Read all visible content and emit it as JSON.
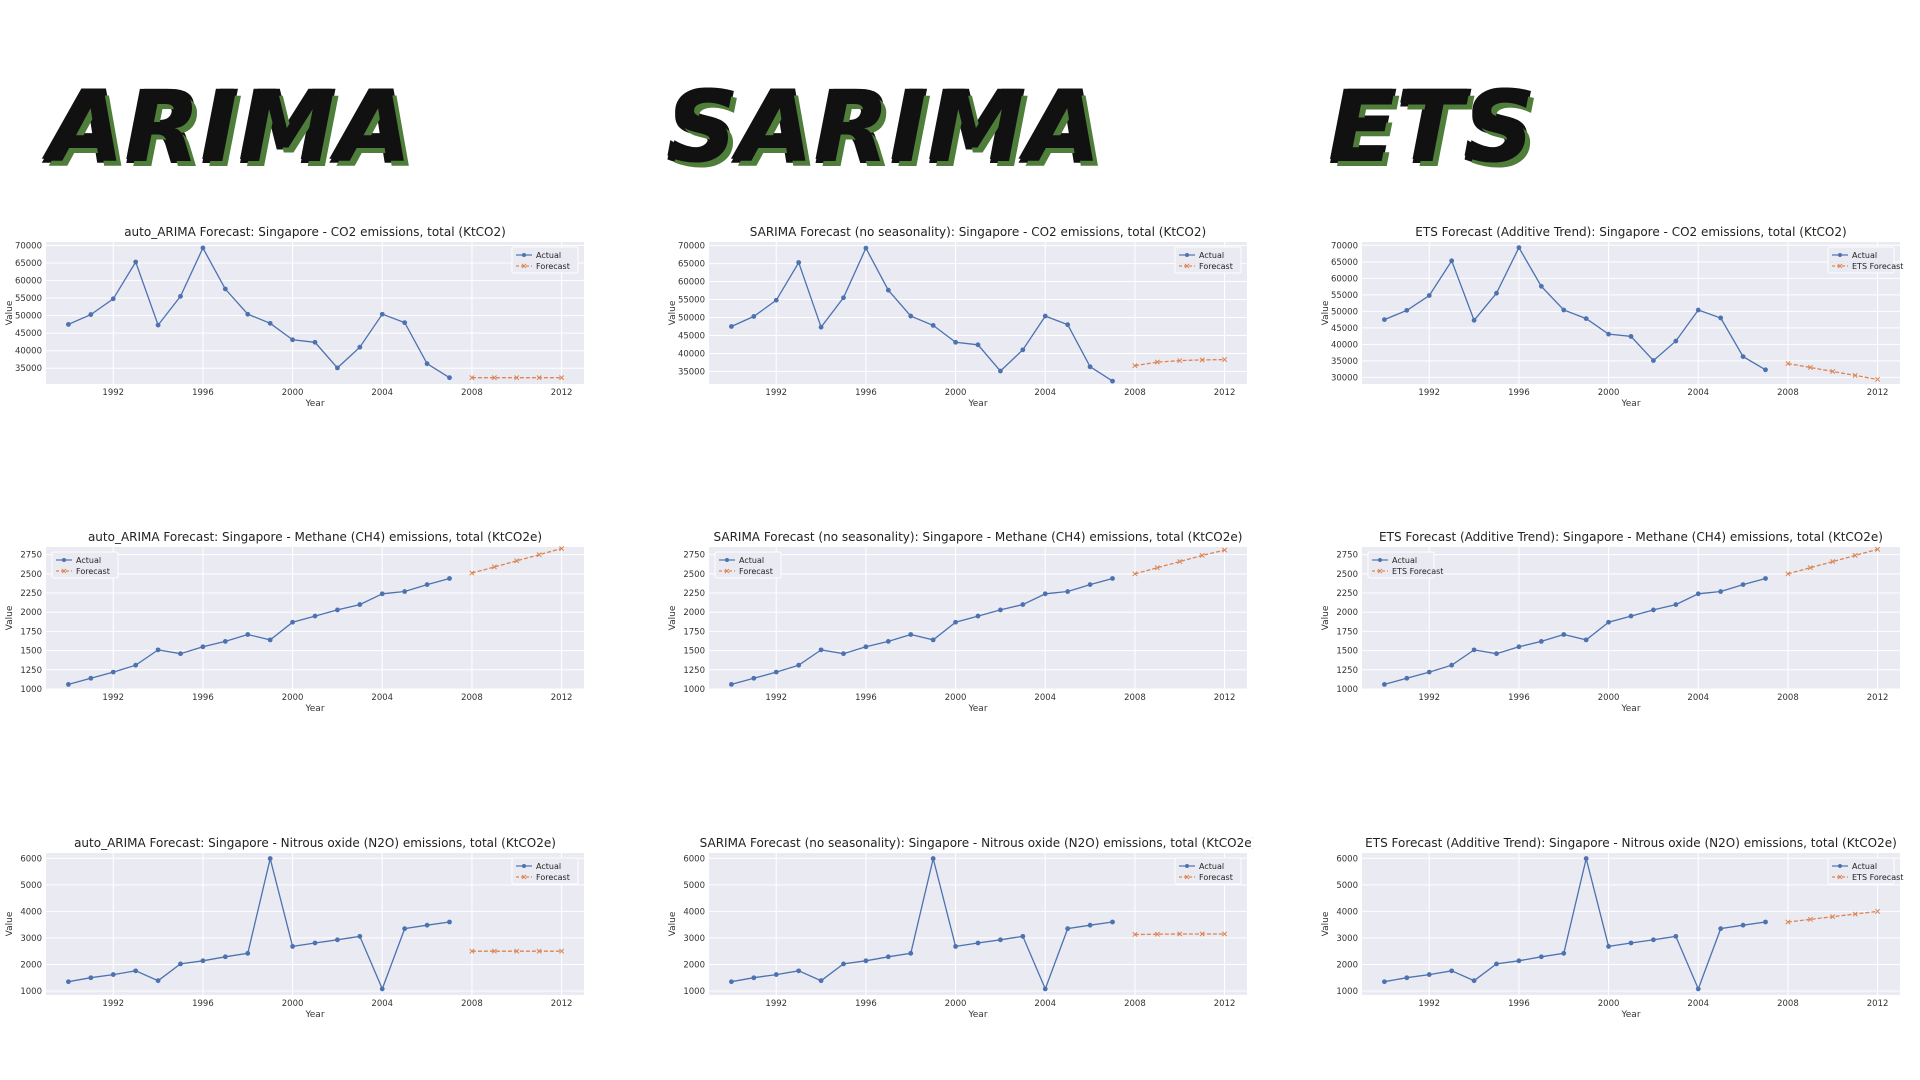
{
  "headings": [
    "ARIMA",
    "SARIMA",
    "ETS"
  ],
  "colors": {
    "actual": "#4c72b0",
    "forecast": "#dd8452",
    "panel": "#eaeaf2",
    "grid": "#ffffff",
    "heading_shadow": "#4f7d3a"
  },
  "chart_data": [
    {
      "type": "line",
      "title": "auto_ARIMA Forecast: Singapore - CO2 emissions, total (KtCO2)",
      "xlabel": "Year",
      "ylabel": "Value",
      "xlim": [
        1989,
        2013
      ],
      "ylim": [
        30500,
        71000
      ],
      "xticks": [
        1992,
        1996,
        2000,
        2004,
        2008,
        2012
      ],
      "yticks": [
        35000,
        40000,
        45000,
        50000,
        55000,
        60000,
        65000,
        70000
      ],
      "grid": true,
      "legend": "top-right",
      "series": [
        {
          "name": "Actual",
          "x": [
            1990,
            1991,
            1992,
            1993,
            1994,
            1995,
            1996,
            1997,
            1998,
            1999,
            2000,
            2001,
            2002,
            2003,
            2004,
            2005,
            2006,
            2007
          ],
          "values": [
            47500,
            50300,
            54800,
            65300,
            47300,
            55500,
            69300,
            57600,
            50400,
            47800,
            43100,
            42400,
            35100,
            41000,
            50400,
            48000,
            36300,
            32300
          ]
        },
        {
          "name": "Forecast",
          "x": [
            2008,
            2009,
            2010,
            2011,
            2012
          ],
          "values": [
            32300,
            32300,
            32300,
            32300,
            32300
          ]
        }
      ]
    },
    {
      "type": "line",
      "title": "SARIMA Forecast (no seasonality): Singapore - CO2 emissions, total (KtCO2)",
      "xlabel": "Year",
      "ylabel": "Value",
      "xlim": [
        1989,
        2013
      ],
      "ylim": [
        31500,
        71000
      ],
      "xticks": [
        1992,
        1996,
        2000,
        2004,
        2008,
        2012
      ],
      "yticks": [
        35000,
        40000,
        45000,
        50000,
        55000,
        60000,
        65000,
        70000
      ],
      "grid": true,
      "legend": "top-right",
      "series": [
        {
          "name": "Actual",
          "x": [
            1990,
            1991,
            1992,
            1993,
            1994,
            1995,
            1996,
            1997,
            1998,
            1999,
            2000,
            2001,
            2002,
            2003,
            2004,
            2005,
            2006,
            2007
          ],
          "values": [
            47500,
            50300,
            54800,
            65300,
            47300,
            55500,
            69300,
            57600,
            50400,
            47800,
            43100,
            42400,
            35100,
            41000,
            50400,
            48000,
            36300,
            32300
          ]
        },
        {
          "name": "Forecast",
          "x": [
            2008,
            2009,
            2010,
            2011,
            2012
          ],
          "values": [
            36600,
            37600,
            38000,
            38200,
            38300
          ]
        }
      ]
    },
    {
      "type": "line",
      "title": "ETS Forecast (Additive Trend): Singapore - CO2 emissions, total (KtCO2)",
      "xlabel": "Year",
      "ylabel": "Value",
      "xlim": [
        1989,
        2013
      ],
      "ylim": [
        28000,
        71000
      ],
      "xticks": [
        1992,
        1996,
        2000,
        2004,
        2008,
        2012
      ],
      "yticks": [
        30000,
        35000,
        40000,
        45000,
        50000,
        55000,
        60000,
        65000,
        70000
      ],
      "grid": true,
      "legend": "top-right",
      "series": [
        {
          "name": "Actual",
          "x": [
            1990,
            1991,
            1992,
            1993,
            1994,
            1995,
            1996,
            1997,
            1998,
            1999,
            2000,
            2001,
            2002,
            2003,
            2004,
            2005,
            2006,
            2007
          ],
          "values": [
            47500,
            50300,
            54800,
            65300,
            47300,
            55500,
            69300,
            57600,
            50400,
            47800,
            43100,
            42400,
            35100,
            41000,
            50400,
            48000,
            36300,
            32300
          ]
        },
        {
          "name": "ETS Forecast",
          "x": [
            2008,
            2009,
            2010,
            2011,
            2012
          ],
          "values": [
            34200,
            33000,
            31800,
            30600,
            29400
          ]
        }
      ]
    },
    {
      "type": "line",
      "title": "auto_ARIMA Forecast: Singapore - Methane (CH4) emissions, total (KtCO2e)",
      "xlabel": "Year",
      "ylabel": "Value",
      "xlim": [
        1989,
        2013
      ],
      "ylim": [
        1000,
        2850
      ],
      "xticks": [
        1992,
        1996,
        2000,
        2004,
        2008,
        2012
      ],
      "yticks": [
        1000,
        1250,
        1500,
        1750,
        2000,
        2250,
        2500,
        2750
      ],
      "grid": true,
      "legend": "top-left",
      "series": [
        {
          "name": "Actual",
          "x": [
            1990,
            1991,
            1992,
            1993,
            1994,
            1995,
            1996,
            1997,
            1998,
            1999,
            2000,
            2001,
            2002,
            2003,
            2004,
            2005,
            2006,
            2007
          ],
          "values": [
            1060,
            1140,
            1220,
            1310,
            1510,
            1460,
            1550,
            1620,
            1710,
            1640,
            1870,
            1950,
            2030,
            2100,
            2240,
            2270,
            2360,
            2440
          ]
        },
        {
          "name": "Forecast",
          "x": [
            2008,
            2009,
            2010,
            2011,
            2012
          ],
          "values": [
            2510,
            2590,
            2670,
            2750,
            2830
          ]
        }
      ]
    },
    {
      "type": "line",
      "title": "SARIMA Forecast (no seasonality): Singapore - Methane (CH4) emissions, total (KtCO2e)",
      "xlabel": "Year",
      "ylabel": "Value",
      "xlim": [
        1989,
        2013
      ],
      "ylim": [
        1000,
        2850
      ],
      "xticks": [
        1992,
        1996,
        2000,
        2004,
        2008,
        2012
      ],
      "yticks": [
        1000,
        1250,
        1500,
        1750,
        2000,
        2250,
        2500,
        2750
      ],
      "grid": true,
      "legend": "top-left",
      "series": [
        {
          "name": "Actual",
          "x": [
            1990,
            1991,
            1992,
            1993,
            1994,
            1995,
            1996,
            1997,
            1998,
            1999,
            2000,
            2001,
            2002,
            2003,
            2004,
            2005,
            2006,
            2007
          ],
          "values": [
            1060,
            1140,
            1220,
            1310,
            1510,
            1460,
            1550,
            1620,
            1710,
            1640,
            1870,
            1950,
            2030,
            2100,
            2240,
            2270,
            2360,
            2440
          ]
        },
        {
          "name": "Forecast",
          "x": [
            2008,
            2009,
            2010,
            2011,
            2012
          ],
          "values": [
            2500,
            2580,
            2660,
            2740,
            2810
          ]
        }
      ]
    },
    {
      "type": "line",
      "title": "ETS Forecast (Additive Trend): Singapore - Methane (CH4) emissions, total (KtCO2e)",
      "xlabel": "Year",
      "ylabel": "Value",
      "xlim": [
        1989,
        2013
      ],
      "ylim": [
        1000,
        2850
      ],
      "xticks": [
        1992,
        1996,
        2000,
        2004,
        2008,
        2012
      ],
      "yticks": [
        1000,
        1250,
        1500,
        1750,
        2000,
        2250,
        2500,
        2750
      ],
      "grid": true,
      "legend": "top-left",
      "series": [
        {
          "name": "Actual",
          "x": [
            1990,
            1991,
            1992,
            1993,
            1994,
            1995,
            1996,
            1997,
            1998,
            1999,
            2000,
            2001,
            2002,
            2003,
            2004,
            2005,
            2006,
            2007
          ],
          "values": [
            1060,
            1140,
            1220,
            1310,
            1510,
            1460,
            1550,
            1620,
            1710,
            1640,
            1870,
            1950,
            2030,
            2100,
            2240,
            2270,
            2360,
            2440
          ]
        },
        {
          "name": "ETS Forecast",
          "x": [
            2008,
            2009,
            2010,
            2011,
            2012
          ],
          "values": [
            2500,
            2580,
            2660,
            2740,
            2820
          ]
        }
      ]
    },
    {
      "type": "line",
      "title": "auto_ARIMA Forecast: Singapore - Nitrous oxide (N2O) emissions, total (KtCO2e)",
      "xlabel": "Year",
      "ylabel": "Value",
      "xlim": [
        1989,
        2013
      ],
      "ylim": [
        850,
        6200
      ],
      "xticks": [
        1992,
        1996,
        2000,
        2004,
        2008,
        2012
      ],
      "yticks": [
        1000,
        2000,
        3000,
        4000,
        5000,
        6000
      ],
      "grid": true,
      "legend": "top-right",
      "series": [
        {
          "name": "Actual",
          "x": [
            1990,
            1991,
            1992,
            1993,
            1994,
            1995,
            1996,
            1997,
            1998,
            1999,
            2000,
            2001,
            2002,
            2003,
            2004,
            2005,
            2006,
            2007
          ],
          "values": [
            1350,
            1500,
            1620,
            1760,
            1390,
            2020,
            2140,
            2290,
            2420,
            5990,
            2680,
            2810,
            2930,
            3060,
            1080,
            3350,
            3480,
            3600
          ]
        },
        {
          "name": "Forecast",
          "x": [
            2008,
            2009,
            2010,
            2011,
            2012
          ],
          "values": [
            2500,
            2500,
            2500,
            2500,
            2500
          ]
        }
      ]
    },
    {
      "type": "line",
      "title": "SARIMA Forecast (no seasonality): Singapore - Nitrous oxide (N2O) emissions, total (KtCO2e)",
      "xlabel": "Year",
      "ylabel": "Value",
      "xlim": [
        1989,
        2013
      ],
      "ylim": [
        850,
        6200
      ],
      "xticks": [
        1992,
        1996,
        2000,
        2004,
        2008,
        2012
      ],
      "yticks": [
        1000,
        2000,
        3000,
        4000,
        5000,
        6000
      ],
      "grid": true,
      "legend": "top-right",
      "series": [
        {
          "name": "Actual",
          "x": [
            1990,
            1991,
            1992,
            1993,
            1994,
            1995,
            1996,
            1997,
            1998,
            1999,
            2000,
            2001,
            2002,
            2003,
            2004,
            2005,
            2006,
            2007
          ],
          "values": [
            1350,
            1500,
            1620,
            1760,
            1390,
            2020,
            2140,
            2290,
            2420,
            5990,
            2680,
            2810,
            2930,
            3060,
            1080,
            3350,
            3480,
            3600
          ]
        },
        {
          "name": "Forecast",
          "x": [
            2008,
            2009,
            2010,
            2011,
            2012
          ],
          "values": [
            3130,
            3140,
            3150,
            3150,
            3150
          ]
        }
      ]
    },
    {
      "type": "line",
      "title": "ETS Forecast (Additive Trend): Singapore - Nitrous oxide (N2O) emissions, total (KtCO2e)",
      "xlabel": "Year",
      "ylabel": "Value",
      "xlim": [
        1989,
        2013
      ],
      "ylim": [
        850,
        6200
      ],
      "xticks": [
        1992,
        1996,
        2000,
        2004,
        2008,
        2012
      ],
      "yticks": [
        1000,
        2000,
        3000,
        4000,
        5000,
        6000
      ],
      "grid": true,
      "legend": "top-right",
      "series": [
        {
          "name": "Actual",
          "x": [
            1990,
            1991,
            1992,
            1993,
            1994,
            1995,
            1996,
            1997,
            1998,
            1999,
            2000,
            2001,
            2002,
            2003,
            2004,
            2005,
            2006,
            2007
          ],
          "values": [
            1350,
            1500,
            1620,
            1760,
            1390,
            2020,
            2140,
            2290,
            2420,
            5990,
            2680,
            2810,
            2930,
            3060,
            1080,
            3350,
            3480,
            3600
          ]
        },
        {
          "name": "ETS Forecast",
          "x": [
            2008,
            2009,
            2010,
            2011,
            2012
          ],
          "values": [
            3600,
            3700,
            3800,
            3900,
            4000
          ]
        }
      ]
    }
  ]
}
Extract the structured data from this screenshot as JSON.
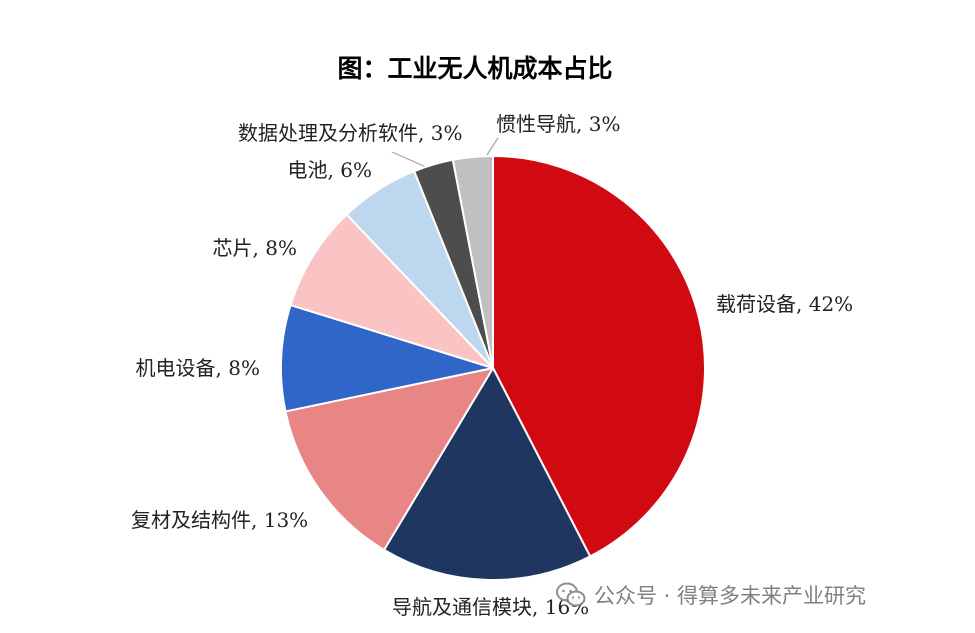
{
  "chart_data": {
    "type": "pie",
    "title": "图：工业无人机成本占比",
    "slices": [
      {
        "label": "载荷设备, 42%",
        "value": 42,
        "color": "#d10a12"
      },
      {
        "label": "导航及通信模块, 16%",
        "value": 16,
        "color": "#1f3760"
      },
      {
        "label": "复材及结构件, 13%",
        "value": 13,
        "color": "#e88585"
      },
      {
        "label": "机电设备, 8%",
        "value": 8,
        "color": "#3066c8"
      },
      {
        "label": "芯片, 8%",
        "value": 8,
        "color": "#fac4c4"
      },
      {
        "label": "电池, 6%",
        "value": 6,
        "color": "#bdd7ee"
      },
      {
        "label": "数据处理及分析软件, 3%",
        "value": 3,
        "color": "#4d4d4d"
      },
      {
        "label": "惯性导航, 3%",
        "value": 3,
        "color": "#c0c0c0"
      }
    ],
    "start_angle": "12 o'clock",
    "direction": "clockwise",
    "legend": "none (labels outside slices)"
  },
  "watermark": {
    "text": "公众号 · 得算多未来产业研究",
    "icon": "wechat-icon"
  }
}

*WRITTEN REQUEST*.
Your task is to gather every line with the word "Additive" and copy it.

*EXERCISE RESULT*.
      "title": "ETS Forecast (Additive Trend): Singapore - CO2 emissions, total (KtCO2)",
      "title": "ETS Forecast (Additive Trend): Singapore - Methane (CH4) emissions, total (KtCO2e)",
      "title": "ETS Forecast (Additive Trend): Singapore - Nitrous oxide (N2O) emissions, total (KtCO2e)",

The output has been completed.